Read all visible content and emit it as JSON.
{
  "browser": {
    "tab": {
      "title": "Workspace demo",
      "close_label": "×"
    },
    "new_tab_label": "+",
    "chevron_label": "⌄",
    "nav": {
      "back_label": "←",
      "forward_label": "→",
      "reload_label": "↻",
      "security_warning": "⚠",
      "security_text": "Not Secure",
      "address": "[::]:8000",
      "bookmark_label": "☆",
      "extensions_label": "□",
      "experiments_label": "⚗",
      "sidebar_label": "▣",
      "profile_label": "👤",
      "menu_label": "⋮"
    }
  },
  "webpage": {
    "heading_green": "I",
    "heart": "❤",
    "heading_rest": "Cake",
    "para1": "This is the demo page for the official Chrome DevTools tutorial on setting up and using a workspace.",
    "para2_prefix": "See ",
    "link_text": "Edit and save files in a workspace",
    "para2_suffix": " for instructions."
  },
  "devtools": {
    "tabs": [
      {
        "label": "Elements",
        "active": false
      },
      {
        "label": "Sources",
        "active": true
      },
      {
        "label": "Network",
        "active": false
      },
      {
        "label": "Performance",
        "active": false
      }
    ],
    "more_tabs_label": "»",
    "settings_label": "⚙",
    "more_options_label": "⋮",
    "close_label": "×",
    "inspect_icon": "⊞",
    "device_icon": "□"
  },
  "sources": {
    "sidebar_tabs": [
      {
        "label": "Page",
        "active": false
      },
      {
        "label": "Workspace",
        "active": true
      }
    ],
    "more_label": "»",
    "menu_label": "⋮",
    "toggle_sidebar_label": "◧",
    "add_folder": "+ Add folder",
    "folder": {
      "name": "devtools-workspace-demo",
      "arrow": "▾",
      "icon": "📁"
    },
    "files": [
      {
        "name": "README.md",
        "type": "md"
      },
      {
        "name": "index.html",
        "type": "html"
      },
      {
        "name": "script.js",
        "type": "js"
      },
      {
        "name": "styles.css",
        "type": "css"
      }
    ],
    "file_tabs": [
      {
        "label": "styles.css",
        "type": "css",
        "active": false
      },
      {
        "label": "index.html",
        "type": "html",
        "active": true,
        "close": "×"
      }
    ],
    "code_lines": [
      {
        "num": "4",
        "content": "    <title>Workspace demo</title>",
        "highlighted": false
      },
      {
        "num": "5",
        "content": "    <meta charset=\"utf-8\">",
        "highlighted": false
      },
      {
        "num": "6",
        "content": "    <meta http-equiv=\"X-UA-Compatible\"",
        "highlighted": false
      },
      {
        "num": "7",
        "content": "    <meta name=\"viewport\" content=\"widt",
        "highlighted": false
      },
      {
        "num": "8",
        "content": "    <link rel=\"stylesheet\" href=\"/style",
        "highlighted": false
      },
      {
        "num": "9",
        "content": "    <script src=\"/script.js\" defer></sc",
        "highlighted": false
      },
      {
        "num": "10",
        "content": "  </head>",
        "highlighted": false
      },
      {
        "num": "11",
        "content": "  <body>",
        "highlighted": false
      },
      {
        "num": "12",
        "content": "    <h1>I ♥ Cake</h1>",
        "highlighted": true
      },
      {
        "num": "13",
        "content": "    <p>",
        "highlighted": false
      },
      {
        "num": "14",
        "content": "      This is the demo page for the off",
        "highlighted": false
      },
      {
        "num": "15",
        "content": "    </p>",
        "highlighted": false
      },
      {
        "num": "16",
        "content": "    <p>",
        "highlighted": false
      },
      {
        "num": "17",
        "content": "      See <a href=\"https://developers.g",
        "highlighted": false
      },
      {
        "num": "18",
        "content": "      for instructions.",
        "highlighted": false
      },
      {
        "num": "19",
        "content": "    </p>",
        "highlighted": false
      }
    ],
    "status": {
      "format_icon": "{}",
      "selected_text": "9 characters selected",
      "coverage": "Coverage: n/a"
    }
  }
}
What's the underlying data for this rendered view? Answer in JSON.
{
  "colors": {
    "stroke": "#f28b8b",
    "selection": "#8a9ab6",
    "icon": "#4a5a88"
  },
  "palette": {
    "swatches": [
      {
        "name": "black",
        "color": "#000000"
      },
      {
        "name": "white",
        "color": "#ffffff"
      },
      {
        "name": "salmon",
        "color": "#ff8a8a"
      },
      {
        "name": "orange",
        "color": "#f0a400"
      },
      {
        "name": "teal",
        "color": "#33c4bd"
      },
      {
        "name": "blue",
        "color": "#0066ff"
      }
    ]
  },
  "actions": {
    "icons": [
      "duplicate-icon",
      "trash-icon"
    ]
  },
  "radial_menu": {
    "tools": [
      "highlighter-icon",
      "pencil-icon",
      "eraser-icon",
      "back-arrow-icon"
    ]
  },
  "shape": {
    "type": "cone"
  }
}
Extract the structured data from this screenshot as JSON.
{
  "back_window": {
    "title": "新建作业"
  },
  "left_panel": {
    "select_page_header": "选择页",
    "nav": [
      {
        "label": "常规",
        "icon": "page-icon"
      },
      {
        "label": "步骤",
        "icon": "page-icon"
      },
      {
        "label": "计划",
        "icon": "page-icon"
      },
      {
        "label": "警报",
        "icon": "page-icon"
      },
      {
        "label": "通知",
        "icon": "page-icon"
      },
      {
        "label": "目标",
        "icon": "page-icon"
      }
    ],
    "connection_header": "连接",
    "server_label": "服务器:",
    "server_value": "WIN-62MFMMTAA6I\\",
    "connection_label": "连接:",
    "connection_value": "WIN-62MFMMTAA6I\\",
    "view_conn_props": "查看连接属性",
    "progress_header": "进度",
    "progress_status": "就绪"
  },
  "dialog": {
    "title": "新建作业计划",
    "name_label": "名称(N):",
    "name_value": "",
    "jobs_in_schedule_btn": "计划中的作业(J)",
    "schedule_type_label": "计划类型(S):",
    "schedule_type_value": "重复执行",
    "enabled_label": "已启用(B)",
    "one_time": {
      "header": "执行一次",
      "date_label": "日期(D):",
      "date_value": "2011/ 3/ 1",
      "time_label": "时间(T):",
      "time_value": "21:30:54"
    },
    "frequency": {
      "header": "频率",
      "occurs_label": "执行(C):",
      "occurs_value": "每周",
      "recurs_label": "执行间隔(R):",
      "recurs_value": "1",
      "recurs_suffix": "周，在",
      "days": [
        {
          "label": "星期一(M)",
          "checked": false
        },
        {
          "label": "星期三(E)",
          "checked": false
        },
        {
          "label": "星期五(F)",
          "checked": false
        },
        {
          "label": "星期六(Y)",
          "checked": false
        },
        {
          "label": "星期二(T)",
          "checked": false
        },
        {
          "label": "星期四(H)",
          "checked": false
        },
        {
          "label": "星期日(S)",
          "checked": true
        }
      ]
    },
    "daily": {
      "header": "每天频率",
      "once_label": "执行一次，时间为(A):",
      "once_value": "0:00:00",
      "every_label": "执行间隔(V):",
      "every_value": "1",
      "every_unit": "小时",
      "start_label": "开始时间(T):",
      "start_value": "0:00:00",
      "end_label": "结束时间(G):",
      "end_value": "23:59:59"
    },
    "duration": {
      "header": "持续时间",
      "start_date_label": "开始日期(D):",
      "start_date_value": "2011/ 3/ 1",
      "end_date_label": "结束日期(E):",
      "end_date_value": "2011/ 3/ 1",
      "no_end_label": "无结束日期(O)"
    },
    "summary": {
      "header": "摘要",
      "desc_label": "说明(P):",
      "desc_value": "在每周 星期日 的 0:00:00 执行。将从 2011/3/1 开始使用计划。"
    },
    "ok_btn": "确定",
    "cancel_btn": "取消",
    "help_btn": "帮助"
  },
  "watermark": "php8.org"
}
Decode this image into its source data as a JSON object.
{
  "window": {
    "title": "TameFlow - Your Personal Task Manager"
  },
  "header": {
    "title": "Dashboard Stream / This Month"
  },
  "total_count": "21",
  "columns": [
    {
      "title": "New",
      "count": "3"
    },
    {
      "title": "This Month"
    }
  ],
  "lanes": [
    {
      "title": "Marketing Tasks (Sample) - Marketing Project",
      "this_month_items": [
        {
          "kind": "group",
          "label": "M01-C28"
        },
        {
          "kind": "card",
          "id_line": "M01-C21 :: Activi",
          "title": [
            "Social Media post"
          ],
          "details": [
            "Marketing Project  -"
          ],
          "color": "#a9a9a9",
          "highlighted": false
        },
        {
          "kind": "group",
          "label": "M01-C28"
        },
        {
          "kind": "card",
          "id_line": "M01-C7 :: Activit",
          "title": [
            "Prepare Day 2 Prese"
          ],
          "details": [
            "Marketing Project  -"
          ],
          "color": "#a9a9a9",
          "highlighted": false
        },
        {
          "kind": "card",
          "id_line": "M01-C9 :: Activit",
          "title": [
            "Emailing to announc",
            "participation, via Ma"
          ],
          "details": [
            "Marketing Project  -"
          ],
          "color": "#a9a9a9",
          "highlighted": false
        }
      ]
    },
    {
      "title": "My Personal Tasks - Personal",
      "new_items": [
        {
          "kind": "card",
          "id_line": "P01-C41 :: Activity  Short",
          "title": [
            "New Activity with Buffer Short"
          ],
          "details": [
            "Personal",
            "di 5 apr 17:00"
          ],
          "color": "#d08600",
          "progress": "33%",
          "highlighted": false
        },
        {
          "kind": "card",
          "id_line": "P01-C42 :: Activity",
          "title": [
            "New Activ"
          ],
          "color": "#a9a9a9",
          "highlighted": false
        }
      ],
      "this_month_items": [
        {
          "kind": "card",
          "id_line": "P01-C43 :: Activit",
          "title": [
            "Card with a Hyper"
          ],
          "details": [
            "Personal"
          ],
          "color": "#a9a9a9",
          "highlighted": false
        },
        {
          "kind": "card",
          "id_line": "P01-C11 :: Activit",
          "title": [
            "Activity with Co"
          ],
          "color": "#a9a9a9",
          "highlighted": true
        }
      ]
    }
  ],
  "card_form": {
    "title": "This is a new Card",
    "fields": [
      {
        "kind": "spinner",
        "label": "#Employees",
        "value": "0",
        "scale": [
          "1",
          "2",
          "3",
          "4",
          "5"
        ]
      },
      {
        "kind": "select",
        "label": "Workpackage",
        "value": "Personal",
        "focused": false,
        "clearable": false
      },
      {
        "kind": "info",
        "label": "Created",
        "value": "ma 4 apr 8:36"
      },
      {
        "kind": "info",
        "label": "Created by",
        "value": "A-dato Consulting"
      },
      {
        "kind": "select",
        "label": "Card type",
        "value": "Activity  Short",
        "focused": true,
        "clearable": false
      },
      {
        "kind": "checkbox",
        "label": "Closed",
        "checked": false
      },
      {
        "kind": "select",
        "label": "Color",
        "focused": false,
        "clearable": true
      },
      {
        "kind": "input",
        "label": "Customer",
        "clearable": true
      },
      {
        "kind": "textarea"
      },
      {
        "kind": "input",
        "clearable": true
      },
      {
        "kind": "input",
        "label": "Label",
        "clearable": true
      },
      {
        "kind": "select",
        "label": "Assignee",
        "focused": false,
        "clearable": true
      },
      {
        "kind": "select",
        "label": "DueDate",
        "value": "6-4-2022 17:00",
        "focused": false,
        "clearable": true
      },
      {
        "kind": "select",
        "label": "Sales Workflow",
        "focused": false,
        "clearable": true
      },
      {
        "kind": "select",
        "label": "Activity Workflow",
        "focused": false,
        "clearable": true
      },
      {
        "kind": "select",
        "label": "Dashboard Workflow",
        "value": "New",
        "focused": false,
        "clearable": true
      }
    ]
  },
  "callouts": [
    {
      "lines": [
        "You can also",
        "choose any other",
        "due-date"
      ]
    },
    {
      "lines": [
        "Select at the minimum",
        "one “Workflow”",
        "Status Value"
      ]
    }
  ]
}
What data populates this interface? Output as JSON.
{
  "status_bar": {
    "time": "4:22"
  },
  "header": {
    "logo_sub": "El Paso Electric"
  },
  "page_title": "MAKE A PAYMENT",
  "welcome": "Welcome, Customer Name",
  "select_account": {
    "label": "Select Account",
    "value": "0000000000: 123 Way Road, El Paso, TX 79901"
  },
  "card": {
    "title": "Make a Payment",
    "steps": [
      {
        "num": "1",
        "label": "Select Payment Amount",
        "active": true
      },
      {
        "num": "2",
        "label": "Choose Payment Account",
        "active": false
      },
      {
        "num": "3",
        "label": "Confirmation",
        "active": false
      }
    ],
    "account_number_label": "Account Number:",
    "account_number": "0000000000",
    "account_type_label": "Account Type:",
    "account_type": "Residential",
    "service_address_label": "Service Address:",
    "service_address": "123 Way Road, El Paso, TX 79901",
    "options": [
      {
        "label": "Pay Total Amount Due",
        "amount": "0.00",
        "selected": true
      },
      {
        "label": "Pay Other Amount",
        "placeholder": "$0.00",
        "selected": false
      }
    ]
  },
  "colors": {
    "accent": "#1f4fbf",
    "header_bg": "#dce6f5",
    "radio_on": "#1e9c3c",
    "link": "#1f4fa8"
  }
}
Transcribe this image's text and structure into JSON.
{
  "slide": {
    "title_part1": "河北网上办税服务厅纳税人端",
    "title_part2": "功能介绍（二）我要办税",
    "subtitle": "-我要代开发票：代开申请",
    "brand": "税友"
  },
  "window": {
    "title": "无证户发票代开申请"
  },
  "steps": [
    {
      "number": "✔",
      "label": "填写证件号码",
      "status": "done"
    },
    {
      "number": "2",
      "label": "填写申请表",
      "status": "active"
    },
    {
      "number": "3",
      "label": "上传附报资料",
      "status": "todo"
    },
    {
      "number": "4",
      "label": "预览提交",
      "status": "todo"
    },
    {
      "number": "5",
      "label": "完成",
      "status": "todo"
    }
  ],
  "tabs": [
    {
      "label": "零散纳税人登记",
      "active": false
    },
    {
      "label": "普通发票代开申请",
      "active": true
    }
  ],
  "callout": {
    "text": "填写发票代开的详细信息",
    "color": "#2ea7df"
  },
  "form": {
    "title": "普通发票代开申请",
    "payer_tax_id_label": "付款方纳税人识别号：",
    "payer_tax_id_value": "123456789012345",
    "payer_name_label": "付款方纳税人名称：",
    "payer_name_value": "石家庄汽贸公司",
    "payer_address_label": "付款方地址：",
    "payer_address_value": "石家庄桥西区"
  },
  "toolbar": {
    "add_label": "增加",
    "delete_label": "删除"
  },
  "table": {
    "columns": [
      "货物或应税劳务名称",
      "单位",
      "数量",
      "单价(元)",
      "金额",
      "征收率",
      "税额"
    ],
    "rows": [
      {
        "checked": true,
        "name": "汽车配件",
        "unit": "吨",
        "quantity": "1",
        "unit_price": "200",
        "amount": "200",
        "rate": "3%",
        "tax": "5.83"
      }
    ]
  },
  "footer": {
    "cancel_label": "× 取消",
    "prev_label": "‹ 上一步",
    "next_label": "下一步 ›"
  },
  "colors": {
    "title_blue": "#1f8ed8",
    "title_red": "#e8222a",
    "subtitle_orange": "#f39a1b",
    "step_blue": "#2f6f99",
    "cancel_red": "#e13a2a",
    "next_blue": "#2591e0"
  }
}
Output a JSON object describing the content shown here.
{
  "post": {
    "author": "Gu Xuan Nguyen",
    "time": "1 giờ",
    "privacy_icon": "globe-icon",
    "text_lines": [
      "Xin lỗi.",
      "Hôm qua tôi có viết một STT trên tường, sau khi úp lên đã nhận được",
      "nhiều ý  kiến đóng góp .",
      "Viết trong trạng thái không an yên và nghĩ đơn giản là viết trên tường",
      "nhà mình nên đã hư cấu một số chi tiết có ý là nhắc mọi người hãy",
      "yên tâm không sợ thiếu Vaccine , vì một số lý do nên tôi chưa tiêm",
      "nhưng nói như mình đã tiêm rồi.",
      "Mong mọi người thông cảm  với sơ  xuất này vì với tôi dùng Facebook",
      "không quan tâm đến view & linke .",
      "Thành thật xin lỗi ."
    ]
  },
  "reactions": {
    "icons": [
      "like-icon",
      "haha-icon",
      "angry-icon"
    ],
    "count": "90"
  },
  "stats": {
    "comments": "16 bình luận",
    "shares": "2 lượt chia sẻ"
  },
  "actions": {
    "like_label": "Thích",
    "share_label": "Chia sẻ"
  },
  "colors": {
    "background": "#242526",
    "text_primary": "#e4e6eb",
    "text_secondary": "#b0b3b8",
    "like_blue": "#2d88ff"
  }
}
---+---
**Your goal**
Each line that holds the word "selected" should be extracted from the records.

**Answer to the exercise**
      "selected_text": "9 characters selected",
        "selected": true
        "selected": false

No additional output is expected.